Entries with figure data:
******
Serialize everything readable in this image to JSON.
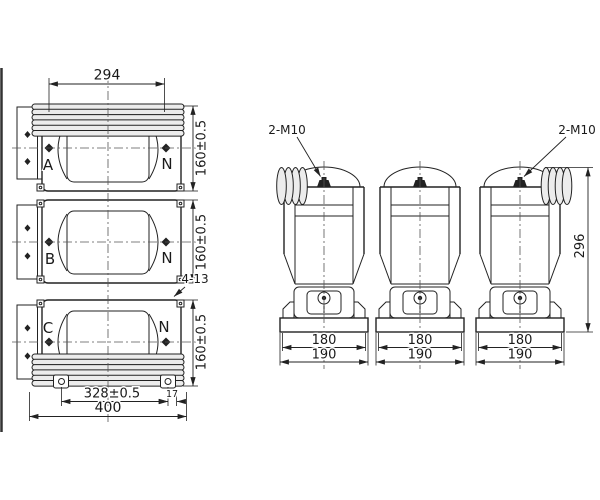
{
  "front_view": {
    "width_dim_top": "294",
    "units": [
      {
        "phase": "A",
        "neutral": "N",
        "height_dim": "160±0.5"
      },
      {
        "phase": "B",
        "neutral": "N",
        "height_dim": "160±0.5"
      },
      {
        "phase": "C",
        "neutral": "N",
        "height_dim": "160±0.5"
      }
    ],
    "mounting_holes_note": "4-13",
    "hole_edge_dim": "17",
    "hole_span_dim": "328±0.5",
    "overall_width_dim": "400"
  },
  "side_view": {
    "terminal_note_left": "2-M10",
    "terminal_note_right": "2-M10",
    "overall_height_dim": "296",
    "views": [
      {
        "base_inner_dim": "180",
        "base_outer_dim": "190"
      },
      {
        "base_inner_dim": "180",
        "base_outer_dim": "190"
      },
      {
        "base_inner_dim": "180",
        "base_outer_dim": "190"
      }
    ]
  },
  "colors": {
    "line": "#222222",
    "fin_fill": "#ececec",
    "background": "#ffffff"
  }
}
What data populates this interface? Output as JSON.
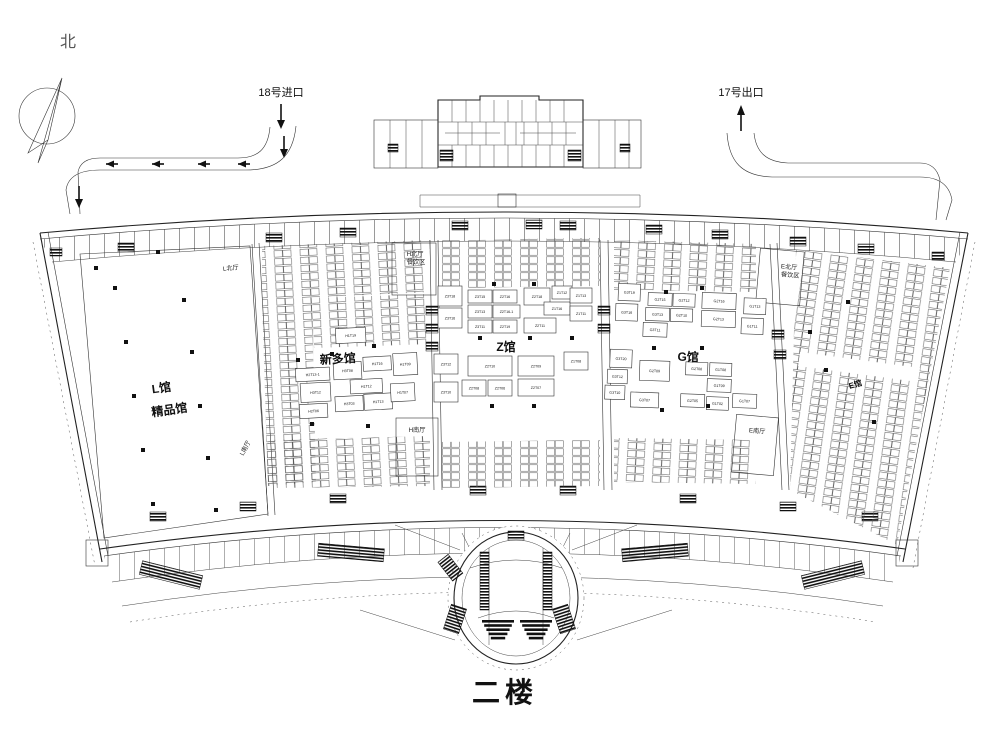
{
  "title": "二楼",
  "compass": {
    "label": "北"
  },
  "ramps": {
    "entrance_label": "18号进口",
    "exit_label": "17号出口"
  },
  "halls": {
    "l": {
      "name": "L馆",
      "subtitle": "精品馆"
    },
    "xinduo": {
      "name": "新多馆"
    },
    "z": {
      "name": "Z馆"
    },
    "g": {
      "name": "G馆"
    },
    "e": {
      "name": "E馆"
    }
  },
  "lobbies": [
    {
      "label": "L北厅",
      "x": 231,
      "y": 270,
      "rot": -6
    },
    {
      "label": "L南厅",
      "x": 247,
      "y": 449,
      "rot": -62
    },
    {
      "label": "H北厅",
      "x": 415,
      "y": 256,
      "rot": 0
    },
    {
      "label": "餐饮区",
      "x": 416,
      "y": 264,
      "rot": 0
    },
    {
      "label": "H南厅",
      "x": 417,
      "y": 432,
      "rot": 0
    },
    {
      "label": "E北厅",
      "x": 789,
      "y": 269,
      "rot": 5
    },
    {
      "label": "餐饮区",
      "x": 790,
      "y": 277,
      "rot": 5
    },
    {
      "label": "E南厅",
      "x": 757,
      "y": 433,
      "rot": 5
    }
  ],
  "booths": {
    "xinduo": [
      {
        "label": "H1T19",
        "x": 338,
        "y": 328,
        "w": 30,
        "h": 15
      },
      {
        "label": "H2T13-1",
        "x": 296,
        "y": 366,
        "w": 34,
        "h": 13
      },
      {
        "label": "H3T08",
        "x": 334,
        "y": 362,
        "w": 28,
        "h": 17
      },
      {
        "label": "H1T16",
        "x": 364,
        "y": 358,
        "w": 28,
        "h": 14
      },
      {
        "label": "H1T09",
        "x": 394,
        "y": 356,
        "w": 24,
        "h": 22
      },
      {
        "label": "H3T12",
        "x": 300,
        "y": 381,
        "w": 30,
        "h": 19
      },
      {
        "label": "H1T12",
        "x": 350,
        "y": 380,
        "w": 32,
        "h": 14
      },
      {
        "label": "H2T06",
        "x": 298,
        "y": 402,
        "w": 28,
        "h": 14
      },
      {
        "label": "H3T03",
        "x": 334,
        "y": 396,
        "w": 28,
        "h": 15
      },
      {
        "label": "H1T13",
        "x": 363,
        "y": 395,
        "w": 28,
        "h": 16
      },
      {
        "label": "H1T07",
        "x": 390,
        "y": 386,
        "w": 24,
        "h": 18
      }
    ],
    "z": [
      {
        "label": "Z3T18",
        "x": 438,
        "y": 286,
        "w": 24,
        "h": 20
      },
      {
        "label": "Z3T16",
        "x": 438,
        "y": 308,
        "w": 24,
        "h": 20
      },
      {
        "label": "Z3T15",
        "x": 468,
        "y": 290,
        "w": 24,
        "h": 13
      },
      {
        "label": "Z2T16",
        "x": 493,
        "y": 290,
        "w": 24,
        "h": 13
      },
      {
        "label": "Z3T13",
        "x": 468,
        "y": 305,
        "w": 24,
        "h": 13
      },
      {
        "label": "Z2T16-1",
        "x": 493,
        "y": 305,
        "w": 27,
        "h": 13
      },
      {
        "label": "Z3T11",
        "x": 468,
        "y": 320,
        "w": 24,
        "h": 13
      },
      {
        "label": "Z2T19",
        "x": 493,
        "y": 320,
        "w": 24,
        "h": 13
      },
      {
        "label": "Z2T18",
        "x": 524,
        "y": 288,
        "w": 26,
        "h": 17
      },
      {
        "label": "Z1T12",
        "x": 552,
        "y": 286,
        "w": 20,
        "h": 13
      },
      {
        "label": "Z1T16",
        "x": 544,
        "y": 302,
        "w": 26,
        "h": 13
      },
      {
        "label": "Z2T11",
        "x": 524,
        "y": 318,
        "w": 32,
        "h": 15
      },
      {
        "label": "Z1T13",
        "x": 570,
        "y": 288,
        "w": 22,
        "h": 15
      },
      {
        "label": "Z1T11",
        "x": 570,
        "y": 306,
        "w": 22,
        "h": 15
      },
      {
        "label": "Z3T12",
        "x": 434,
        "y": 354,
        "w": 24,
        "h": 20
      },
      {
        "label": "Z3T10",
        "x": 434,
        "y": 382,
        "w": 24,
        "h": 20
      },
      {
        "label": "Z2T10",
        "x": 468,
        "y": 356,
        "w": 44,
        "h": 20
      },
      {
        "label": "Z2T08",
        "x": 462,
        "y": 380,
        "w": 24,
        "h": 16
      },
      {
        "label": "Z2T06",
        "x": 488,
        "y": 380,
        "w": 24,
        "h": 16
      },
      {
        "label": "Z2T09",
        "x": 518,
        "y": 356,
        "w": 36,
        "h": 20
      },
      {
        "label": "Z2T07",
        "x": 518,
        "y": 379,
        "w": 36,
        "h": 17
      },
      {
        "label": "Z1T08",
        "x": 564,
        "y": 352,
        "w": 24,
        "h": 18
      }
    ],
    "g": [
      {
        "label": "G3T19",
        "x": 616,
        "y": 286,
        "w": 22,
        "h": 17
      },
      {
        "label": "G3T16",
        "x": 614,
        "y": 306,
        "w": 22,
        "h": 17
      },
      {
        "label": "G2T15",
        "x": 646,
        "y": 294,
        "w": 24,
        "h": 13
      },
      {
        "label": "G2T12",
        "x": 671,
        "y": 294,
        "w": 22,
        "h": 13
      },
      {
        "label": "G3T13",
        "x": 644,
        "y": 309,
        "w": 24,
        "h": 13
      },
      {
        "label": "G2T10",
        "x": 669,
        "y": 309,
        "w": 22,
        "h": 13
      },
      {
        "label": "G3T11",
        "x": 642,
        "y": 324,
        "w": 24,
        "h": 14
      },
      {
        "label": "G2T16",
        "x": 700,
        "y": 292,
        "w": 34,
        "h": 16
      },
      {
        "label": "G2T13",
        "x": 700,
        "y": 310,
        "w": 34,
        "h": 16
      },
      {
        "label": "G1T13",
        "x": 742,
        "y": 296,
        "w": 22,
        "h": 16
      },
      {
        "label": "G1T11",
        "x": 740,
        "y": 316,
        "w": 22,
        "h": 16
      },
      {
        "label": "G3T20",
        "x": 610,
        "y": 352,
        "w": 22,
        "h": 18
      },
      {
        "label": "G3T12",
        "x": 608,
        "y": 372,
        "w": 20,
        "h": 14
      },
      {
        "label": "G3T10",
        "x": 606,
        "y": 388,
        "w": 20,
        "h": 14
      },
      {
        "label": "G2T09",
        "x": 640,
        "y": 362,
        "w": 30,
        "h": 20
      },
      {
        "label": "G3T07",
        "x": 632,
        "y": 394,
        "w": 28,
        "h": 15
      },
      {
        "label": "G2T08",
        "x": 686,
        "y": 362,
        "w": 22,
        "h": 13
      },
      {
        "label": "G1T08",
        "x": 710,
        "y": 362,
        "w": 22,
        "h": 13
      },
      {
        "label": "G1T09",
        "x": 708,
        "y": 378,
        "w": 24,
        "h": 13
      },
      {
        "label": "G2T05",
        "x": 682,
        "y": 394,
        "w": 24,
        "h": 13
      },
      {
        "label": "G1T02",
        "x": 708,
        "y": 396,
        "w": 22,
        "h": 13
      },
      {
        "label": "G1T07",
        "x": 734,
        "y": 392,
        "w": 24,
        "h": 14
      }
    ]
  },
  "l_hall_columns": [
    [
      96,
      268
    ],
    [
      115,
      288
    ],
    [
      126,
      342
    ],
    [
      134,
      396
    ],
    [
      143,
      450
    ],
    [
      153,
      504
    ],
    [
      184,
      300
    ],
    [
      192,
      352
    ],
    [
      200,
      406
    ],
    [
      208,
      458
    ],
    [
      216,
      510
    ],
    [
      158,
      252
    ]
  ]
}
******
▶ **Set exercise**: Go through the entries above and pull out each line with "this" in it.

▶ **Reply to the exercise**:
Serialize everything readable in this image to JSON.
What data populates this interface? Output as JSON.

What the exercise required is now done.